• _EXERCISE DESCRIPTION_: Print all entries word for word.

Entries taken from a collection
- - -

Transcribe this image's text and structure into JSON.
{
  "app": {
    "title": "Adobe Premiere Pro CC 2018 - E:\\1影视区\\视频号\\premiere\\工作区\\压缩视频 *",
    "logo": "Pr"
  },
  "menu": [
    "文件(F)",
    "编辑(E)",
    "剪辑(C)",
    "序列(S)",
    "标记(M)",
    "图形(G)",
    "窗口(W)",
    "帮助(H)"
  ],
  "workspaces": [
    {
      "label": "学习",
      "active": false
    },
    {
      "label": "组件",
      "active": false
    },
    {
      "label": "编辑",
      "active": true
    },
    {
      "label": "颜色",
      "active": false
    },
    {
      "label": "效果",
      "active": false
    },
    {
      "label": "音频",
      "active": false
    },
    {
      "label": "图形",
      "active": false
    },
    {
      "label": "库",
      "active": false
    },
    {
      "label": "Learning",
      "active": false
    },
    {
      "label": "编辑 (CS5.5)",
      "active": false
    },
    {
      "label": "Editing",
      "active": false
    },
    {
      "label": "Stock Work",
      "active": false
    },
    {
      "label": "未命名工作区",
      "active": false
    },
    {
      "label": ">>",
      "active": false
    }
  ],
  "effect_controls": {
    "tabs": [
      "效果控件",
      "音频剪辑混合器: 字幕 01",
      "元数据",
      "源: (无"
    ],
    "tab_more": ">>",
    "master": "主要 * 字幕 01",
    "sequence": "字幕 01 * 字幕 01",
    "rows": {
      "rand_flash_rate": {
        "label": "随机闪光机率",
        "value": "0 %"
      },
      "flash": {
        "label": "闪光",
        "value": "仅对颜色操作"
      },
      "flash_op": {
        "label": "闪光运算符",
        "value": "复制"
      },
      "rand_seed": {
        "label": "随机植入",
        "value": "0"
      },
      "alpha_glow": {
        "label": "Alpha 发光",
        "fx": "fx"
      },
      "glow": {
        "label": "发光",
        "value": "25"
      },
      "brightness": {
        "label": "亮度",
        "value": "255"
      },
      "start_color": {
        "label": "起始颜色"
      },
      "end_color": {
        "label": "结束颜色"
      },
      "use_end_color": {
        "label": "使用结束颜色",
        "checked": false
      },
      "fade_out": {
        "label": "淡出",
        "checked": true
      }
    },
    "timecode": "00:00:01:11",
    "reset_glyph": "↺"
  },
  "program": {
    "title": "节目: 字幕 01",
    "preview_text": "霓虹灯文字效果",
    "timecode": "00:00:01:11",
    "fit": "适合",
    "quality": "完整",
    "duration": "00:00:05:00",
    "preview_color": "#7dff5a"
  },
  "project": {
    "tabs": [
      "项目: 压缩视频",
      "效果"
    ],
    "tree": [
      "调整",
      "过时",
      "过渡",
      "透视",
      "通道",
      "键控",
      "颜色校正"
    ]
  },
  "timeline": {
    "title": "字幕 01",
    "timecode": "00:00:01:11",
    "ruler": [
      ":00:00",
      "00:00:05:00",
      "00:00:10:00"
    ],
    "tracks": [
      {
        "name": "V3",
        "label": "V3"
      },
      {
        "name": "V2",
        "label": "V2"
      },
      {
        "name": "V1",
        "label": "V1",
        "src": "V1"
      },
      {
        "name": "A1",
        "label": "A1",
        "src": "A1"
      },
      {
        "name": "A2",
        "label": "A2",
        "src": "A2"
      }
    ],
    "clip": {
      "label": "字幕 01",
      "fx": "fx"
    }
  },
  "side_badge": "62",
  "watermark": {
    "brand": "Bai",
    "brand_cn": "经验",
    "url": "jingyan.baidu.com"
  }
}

- - -

• _EXERCISE ANSWER_:
Transcribe this image's text and structure into JSON.
{
  "app": {
    "title": "Adobe Premiere Pro CC 2018 - E:\\1影视区\\视频号\\premiere\\工作区\\压缩视频 *",
    "logo": "Pr"
  },
  "menu": [
    "文件(F)",
    "编辑(E)",
    "剪辑(C)",
    "序列(S)",
    "标记(M)",
    "图形(G)",
    "窗口(W)",
    "帮助(H)"
  ],
  "workspaces": [
    {
      "label": "学习",
      "active": false
    },
    {
      "label": "组件",
      "active": false
    },
    {
      "label": "编辑",
      "active": true
    },
    {
      "label": "颜色",
      "active": false
    },
    {
      "label": "效果",
      "active": false
    },
    {
      "label": "音频",
      "active": false
    },
    {
      "label": "图形",
      "active": false
    },
    {
      "label": "库",
      "active": false
    },
    {
      "label": "Learning",
      "active": false
    },
    {
      "label": "编辑 (CS5.5)",
      "active": false
    },
    {
      "label": "Editing",
      "active": false
    },
    {
      "label": "Stock Work",
      "active": false
    },
    {
      "label": "未命名工作区",
      "active": false
    },
    {
      "label": ">>",
      "active": false
    }
  ],
  "effect_controls": {
    "tabs": [
      "效果控件",
      "音频剪辑混合器: 字幕 01",
      "元数据",
      "源: (无"
    ],
    "tab_more": ">>",
    "master": "主要 * 字幕 01",
    "sequence": "字幕 01 * 字幕 01",
    "rows": {
      "rand_flash_rate": {
        "label": "随机闪光机率",
        "value": "0 %"
      },
      "flash": {
        "label": "闪光",
        "value": "仅对颜色操作"
      },
      "flash_op": {
        "label": "闪光运算符",
        "value": "复制"
      },
      "rand_seed": {
        "label": "随机植入",
        "value": "0"
      },
      "alpha_glow": {
        "label": "Alpha 发光",
        "fx": "fx"
      },
      "glow": {
        "label": "发光",
        "value": "25"
      },
      "brightness": {
        "label": "亮度",
        "value": "255"
      },
      "start_color": {
        "label": "起始颜色"
      },
      "end_color": {
        "label": "结束颜色"
      },
      "use_end_color": {
        "label": "使用结束颜色",
        "checked": false
      },
      "fade_out": {
        "label": "淡出",
        "checked": true
      }
    },
    "timecode": "00:00:01:11",
    "reset_glyph": "↺"
  },
  "program": {
    "title": "节目: 字幕 01",
    "preview_text": "霓虹灯文字效果",
    "timecode": "00:00:01:11",
    "fit": "适合",
    "quality": "完整",
    "duration": "00:00:05:00",
    "preview_color": "#7dff5a"
  },
  "project": {
    "tabs": [
      "项目: 压缩视频",
      "效果"
    ],
    "tree": [
      "调整",
      "过时",
      "过渡",
      "透视",
      "通道",
      "键控",
      "颜色校正"
    ]
  },
  "timeline": {
    "title": "字幕 01",
    "timecode": "00:00:01:11",
    "ruler": [
      ":00:00",
      "00:00:05:00",
      "00:00:10:00"
    ],
    "tracks": [
      {
        "name": "V3",
        "label": "V3"
      },
      {
        "name": "V2",
        "label": "V2"
      },
      {
        "name": "V1",
        "label": "V1",
        "src": "V1"
      },
      {
        "name": "A1",
        "label": "A1",
        "src": "A1"
      },
      {
        "name": "A2",
        "label": "A2",
        "src": "A2"
      }
    ],
    "clip": {
      "label": "字幕 01",
      "fx": "fx"
    }
  },
  "side_badge": "62",
  "watermark": {
    "brand": "Bai",
    "brand_cn": "经验",
    "url": "jingyan.baidu.com"
  }
}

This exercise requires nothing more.